= Stored records =
—————
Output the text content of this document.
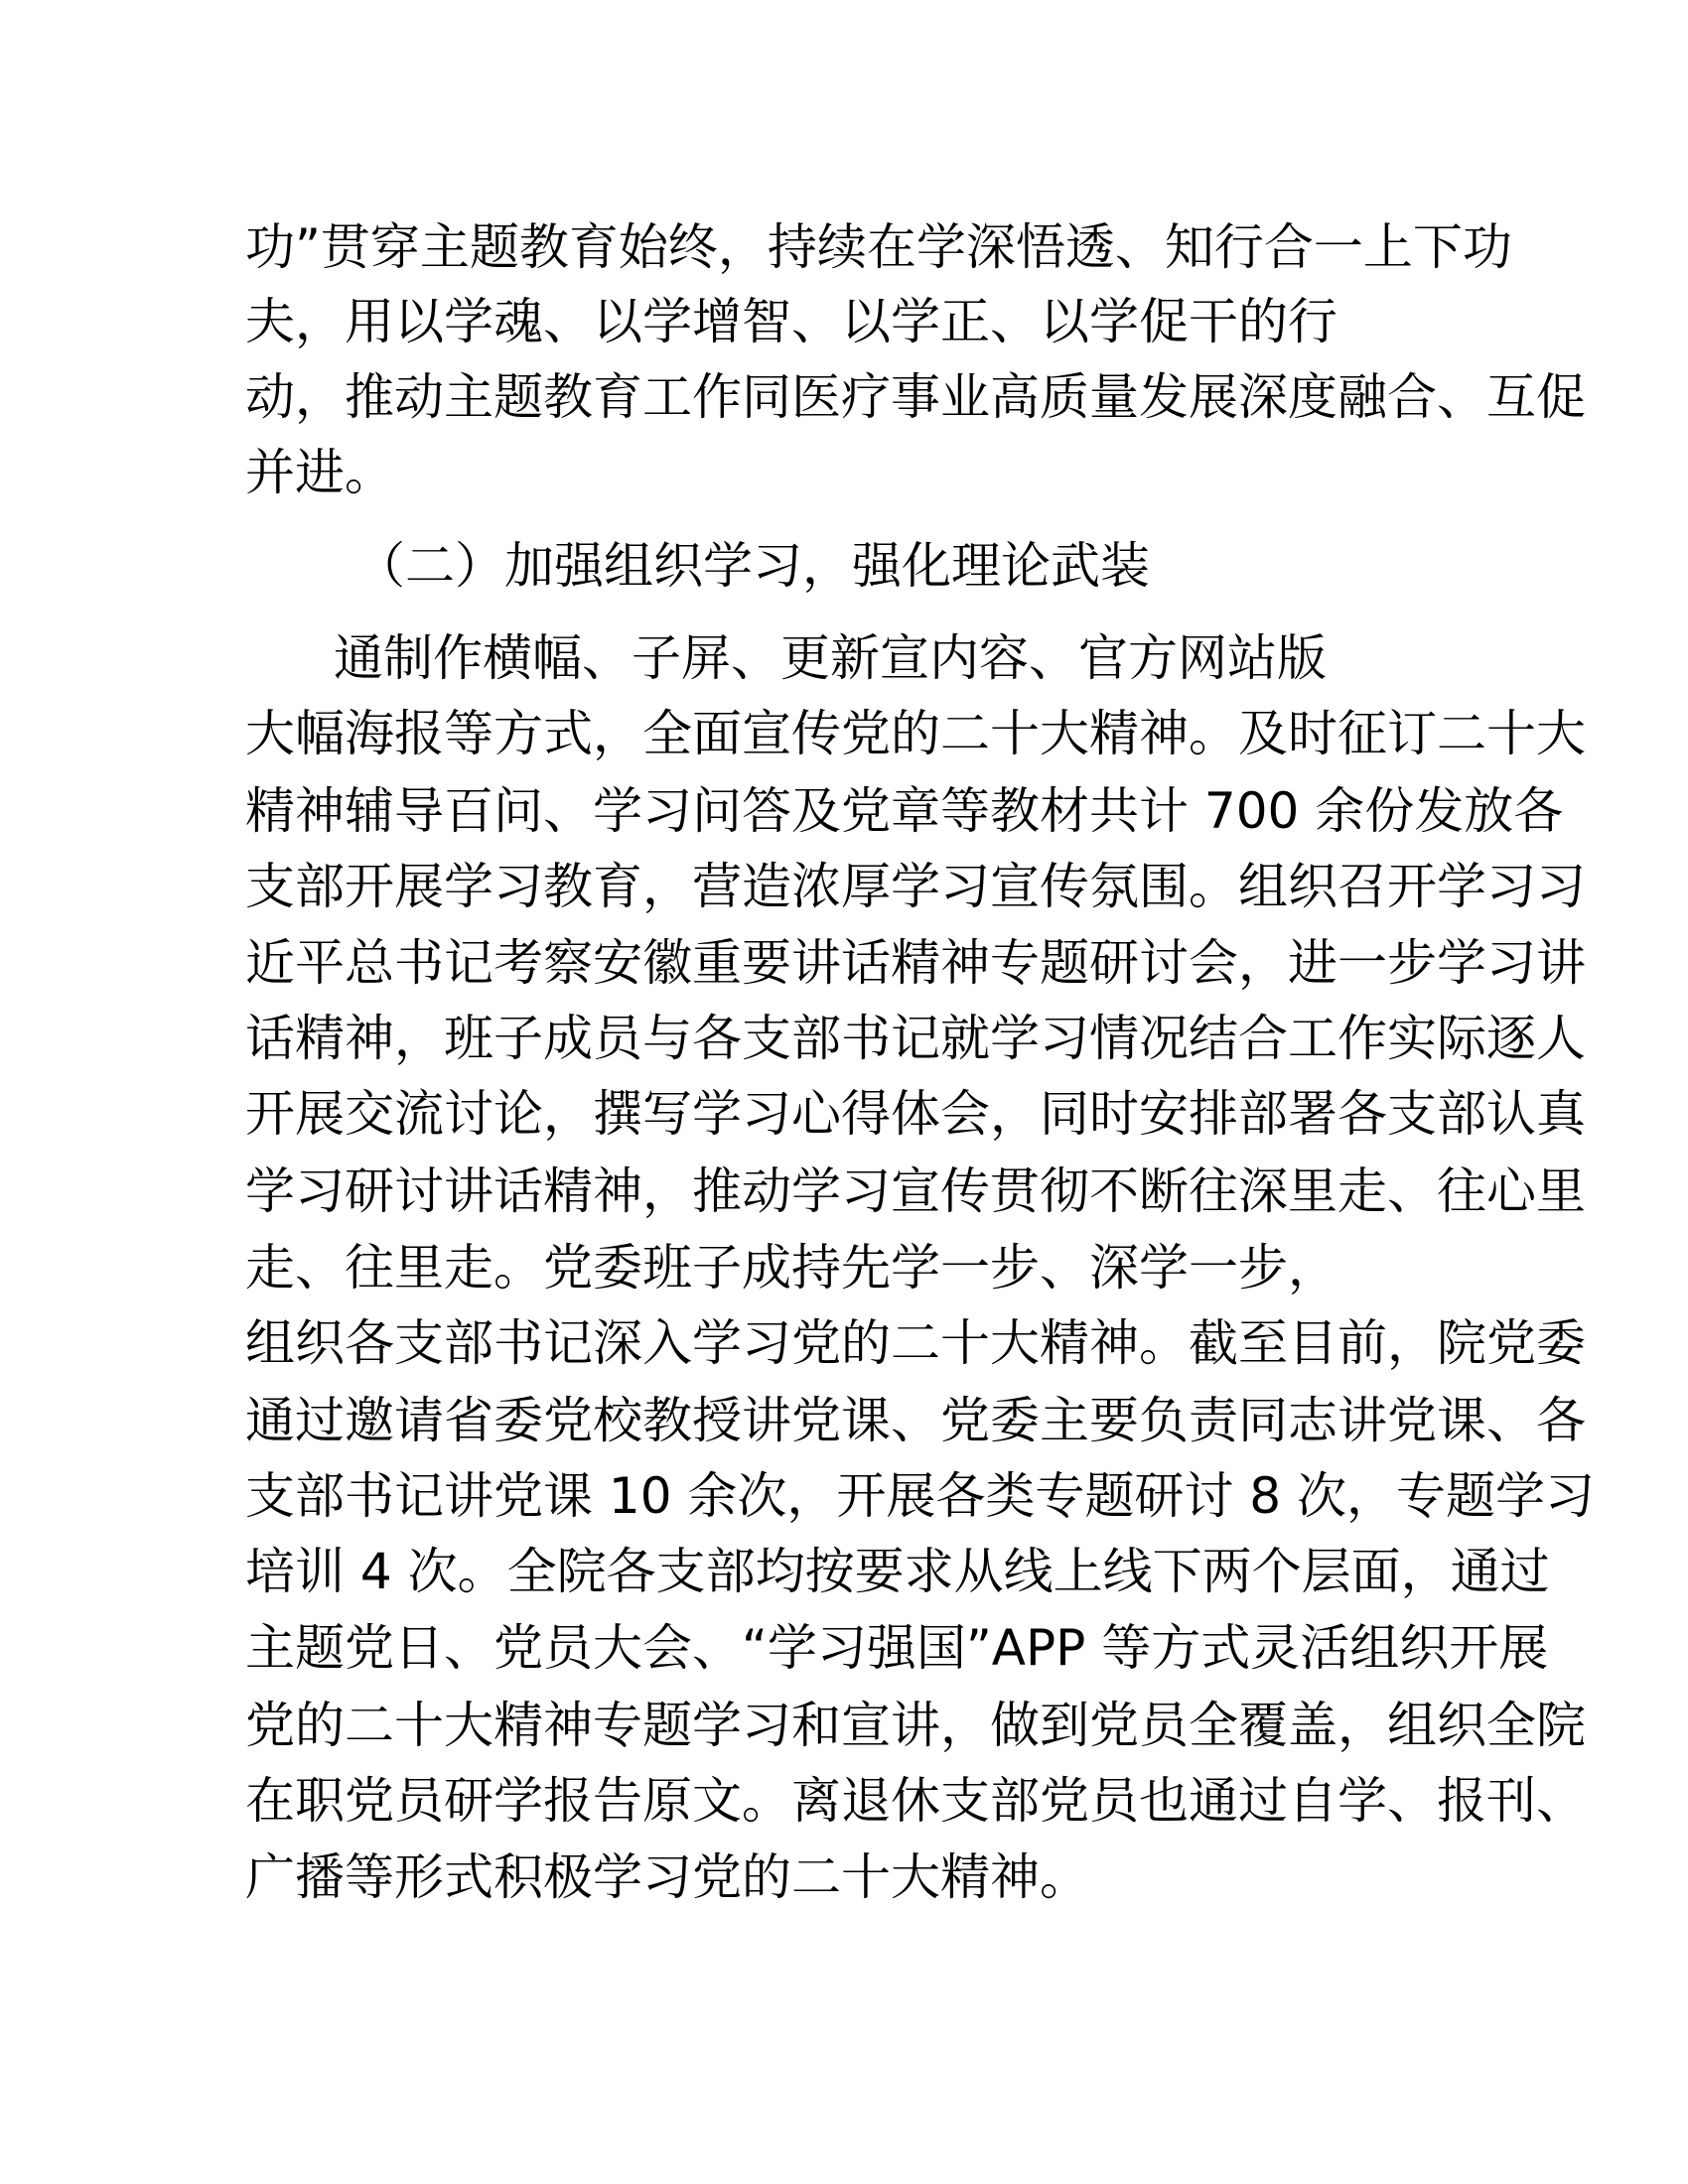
功”贯穿主题教育始终，持续在学深悟透、知行合一上下功
夫，用以学魂、以学增智、以学正、以学促干的行
动，推动主题教育工作同医疗事业高质量发展深度融合、互促
并进。
（二）加强组织学习，强化理论武装
通制作横幅、子屏、更新宣内容、官方网站版
大幅海报等方式，全面宣传党的二十大精神。及时征订二十大
精神辅导百问、学习问答及党章等教材共计 700 余份发放各
支部开展学习教育，营造浓厚学习宣传氛围。组织召开学习习
近平总书记考察安徽重要讲话精神专题研讨会，进一步学习讲
话精神，班子成员与各支部书记就学习情况结合工作实际逐人
开展交流讨论，撰写学习心得体会，同时安排部署各支部认真
学习研讨讲话精神，推动学习宣传贯彻不断往深里走、往心里
走、往里走。党委班子成持先学一步、深学一步，
组织各支部书记深入学习党的二十大精神。截至目前，院党委
通过邀请省委党校教授讲党课、党委主要负责同志讲党课、各
支部书记讲党课 10 余次，开展各类专题研讨 8 次，专题学习
培训 4 次。全院各支部均按要求从线上线下两个层面，通过
主题党日、党员大会、“学习强国”APP 等方式灵活组织开展
党的二十大精神专题学习和宣讲，做到党员全覆盖，组织全院
在职党员研学报告原文。离退休支部党员也通过自学、报刊、
广播等形式积极学习党的二十大精神。
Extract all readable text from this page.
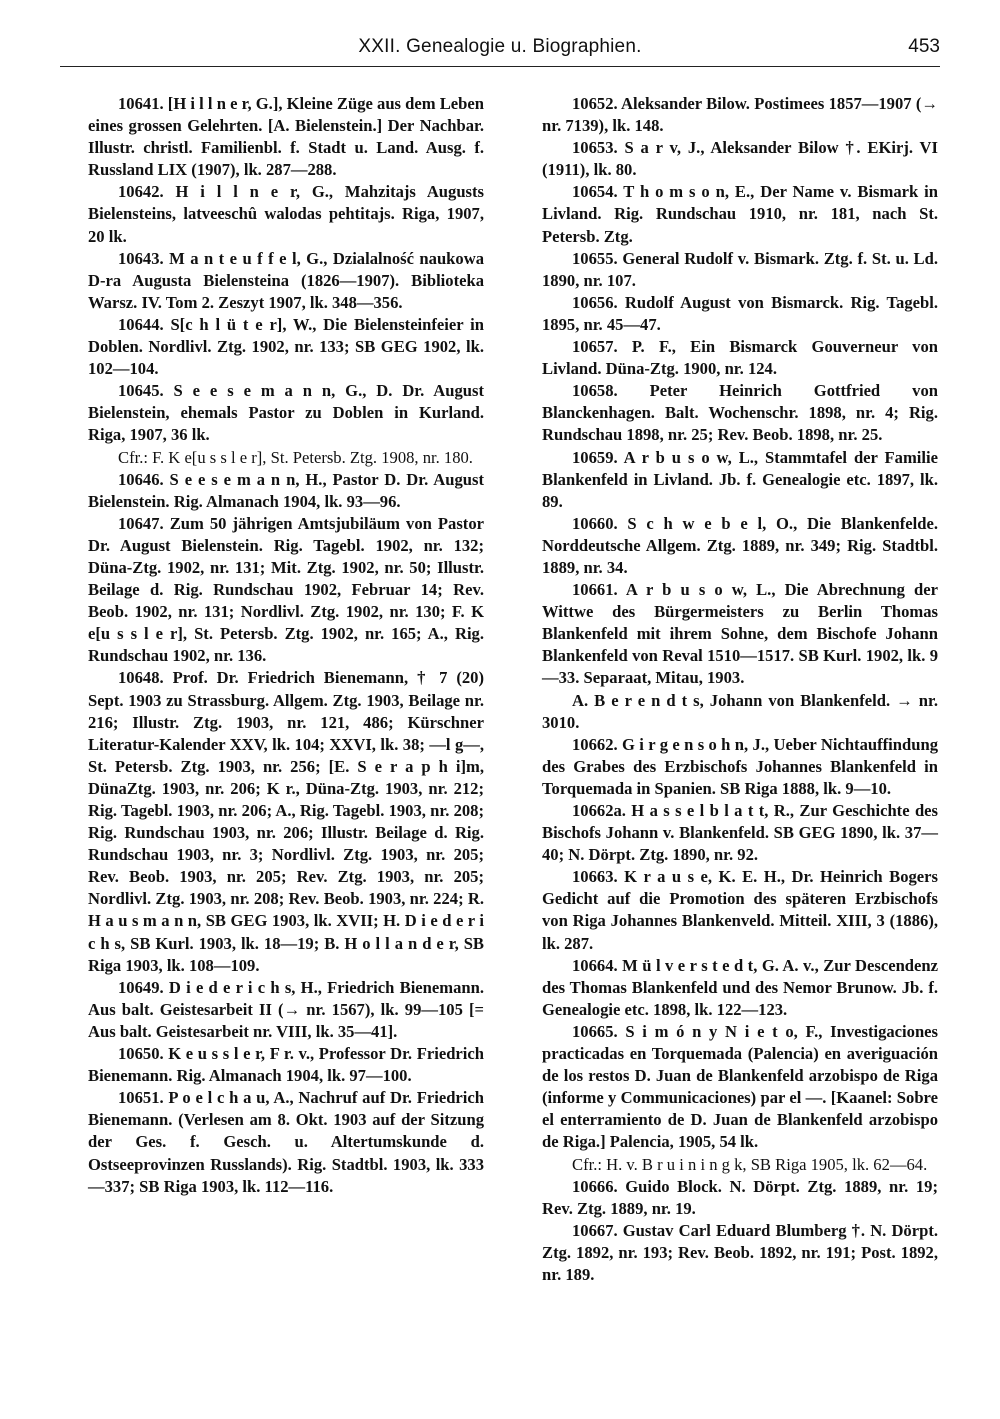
XXII. Genealogie u. Biographien.	453

10641. [H i l l n e r, G.], Kleine Züge aus dem Leben eines grossen Gelehrten. [A. Bielenstein.] Der Nachbar. Illustr. christl. Familienbl. f. Stadt u. Land. Ausg. f. Russland LIX (1907), lk. 287—288.

10642. H i l l n e r, G., Mahzitajs Augusts Bielensteins, latveeschû walodas pehtitajs. Riga, 1907, 20 lk.

10643. M a n t e u f f e l, G., Dzialalność naukowa D-ra Augusta Bielensteina (1826—1907). Biblioteka Warsz. IV. Tom 2. Zeszyt 1907, lk. 348—356.

10644. S[c h l ü t e r], W., Die Bielensteinfeier in Doblen. Nordlivl. Ztg. 1902, nr. 133; SB GEG 1902, lk. 102—104.

10645. S e e s e m a n n, G., D. Dr. August Bielenstein, ehemals Pastor zu Doblen in Kurland. Riga, 1907, 36 lk.

Cfr.: F. K e[u s s l e r], St. Petersb. Ztg. 1908, nr. 180.

10646. S e e s e m a n n, H., Pastor D. Dr. August Bielenstein. Rig. Almanach 1904, lk. 93—96.

10647. Zum 50 jährigen Amtsjubiläum von Pastor Dr. August Bielenstein. Rig. Tagebl. 1902, nr. 132; Düna-Ztg. 1902, nr. 131; Mit. Ztg. 1902, nr. 50; Illustr. Beilage d. Rig. Rundschau 1902, Februar 14; Rev. Beob. 1902, nr. 131; Nordlivl. Ztg. 1902, nr. 130; F. K e[u s s l e r], St. Petersb. Ztg. 1902, nr. 165; A., Rig. Rundschau 1902, nr. 136.

10648. Prof. Dr. Friedrich Bienemann, † 7 (20) Sept. 1903 zu Strassburg. Allgem. Ztg. 1903, Beilage nr. 216; Illustr. Ztg. 1903, nr. 121, 486; Kürschner Literatur-Kalender XXV, lk. 104; XXVI, lk. 38; —l g—, St. Petersb. Ztg. 1903, nr. 256; [E. S e r a p h i]m, DünaZtg. 1903, nr. 206; K r., Düna-Ztg. 1903, nr. 212; Rig. Tagebl. 1903, nr. 206; A., Rig. Tagebl. 1903, nr. 208; Rig. Rundschau 1903, nr. 206; Illustr. Beilage d. Rig. Rundschau 1903, nr. 3; Nordlivl. Ztg. 1903, nr. 205; Rev. Beob. 1903, nr. 205; Rev. Ztg. 1903, nr. 205; Nordlivl. Ztg. 1903, nr. 208; Rev. Beob. 1903, nr. 224; R. H a u s m a n n, SB GEG 1903, lk. XVII; H. D i e d e r i c h s, SB Kurl. 1903, lk. 18—19; B. H o l l a n d e r, SB Riga 1903, lk. 108—109.

10649. D i e d e r i c h s, H., Friedrich Bienemann. Aus balt. Geistesarbeit II (→ nr. 1567), lk. 99—105 [= Aus balt. Geistesarbeit nr. VIII, lk. 35—41].

10650. K e u s s l e r, F r. v., Professor Dr. Friedrich Bienemann. Rig. Almanach 1904, lk. 97—100.

10651. P o e l c h a u, A., Nachruf auf Dr. Friedrich Bienemann. (Verlesen am 8. Okt. 1903 auf der Sitzung der Ges. f. Gesch. u. Altertumskunde d. Ostseeprovinzen Russlands). Rig. Stadtbl. 1903, lk. 333—337; SB Riga 1903, lk. 112—116.

10652. Aleksander Bilow. Postimees 1857—1907 (→ nr. 7139), lk. 148.

10653. S a r v, J., Aleksander Bilow †. EKirj. VI (1911), lk. 80.

10654. T h o m s o n, E., Der Name v. Bismark in Livland. Rig. Rundschau 1910, nr. 181, nach St. Petersb. Ztg.

10655. General Rudolf v. Bismark. Ztg. f. St. u. Ld. 1890, nr. 107.

10656. Rudolf August von Bismarck. Rig. Tagebl. 1895, nr. 45—47.

10657. P. F., Ein Bismarck Gouverneur von Livland. Düna-Ztg. 1900, nr. 124.

10658. Peter Heinrich Gottfried von Blanckenhagen. Balt. Wochenschr. 1898, nr. 4; Rig. Rundschau 1898, nr. 25; Rev. Beob. 1898, nr. 25.

10659. A r b u s o w, L., Stammtafel der Familie Blankenfeld in Livland. Jb. f. Genealogie etc. 1897, lk. 89.

10660. S c h w e b e l, O., Die Blankenfelde. Norddeutsche Allgem. Ztg. 1889, nr. 349; Rig. Stadtbl. 1889, nr. 34.

10661. A r b u s o w, L., Die Abrechnung der Wittwe des Bürgermeisters zu Berlin Thomas Blankenfeld mit ihrem Sohne, dem Bischofe Johann Blankenfeld von Reval 1510—1517. SB Kurl. 1902, lk. 9—33. Separaat, Mitau, 1903.

A. B e r e n d t s, Johann von Blankenfeld. → nr. 3010.

10662. G i r g e n s o h n, J., Ueber Nichtauffindung des Grabes des Erzbischofs Johannes Blankenfeld in Torquemada in Spanien. SB Riga 1888, lk. 9—10.

10662a. H a s s e l b l a t t, R., Zur Geschichte des Bischofs Johann v. Blankenfeld. SB GEG 1890, lk. 37—40; N. Dörpt. Ztg. 1890, nr. 92.

10663. K r a u s e, K. E. H., Dr. Heinrich Bogers Gedicht auf die Promotion des späteren Erzbischofs von Riga Johannes Blankenveld. Mitteil. XIII, 3 (1886), lk. 287.

10664. M ü l v e r s t e d t, G. A. v., Zur Descendenz des Thomas Blankenfeld und des Nemor Brunow. Jb. f. Genealogie etc. 1898, lk. 122—123.

10665. S i m ó n y N i e t o, F., Investigaciones practicadas en Torquemada (Palencia) en averiguación de los restos D. Juan de Blankenfeld arzobispo de Riga (informe y Communicaciones) par el —. [Kaanel: Sobre el enterramiento de D. Juan de Blankenfeld arzobispo de Riga.] Palencia, 1905, 54 lk.

Cfr.: H. v. B r u i n i n g k, SB Riga 1905, lk. 62—64.

10666. Guido Block. N. Dörpt. Ztg. 1889, nr. 19; Rev. Ztg. 1889, nr. 19.

10667. Gustav Carl Eduard Blumberg †. N. Dörpt. Ztg. 1892, nr. 193; Rev. Beob. 1892, nr. 191; Post. 1892, nr. 189.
—————
= Given problem =
Find every line with "Genealogie" in the listing and state how many there are, nothing else.

= Solution to this problem =
3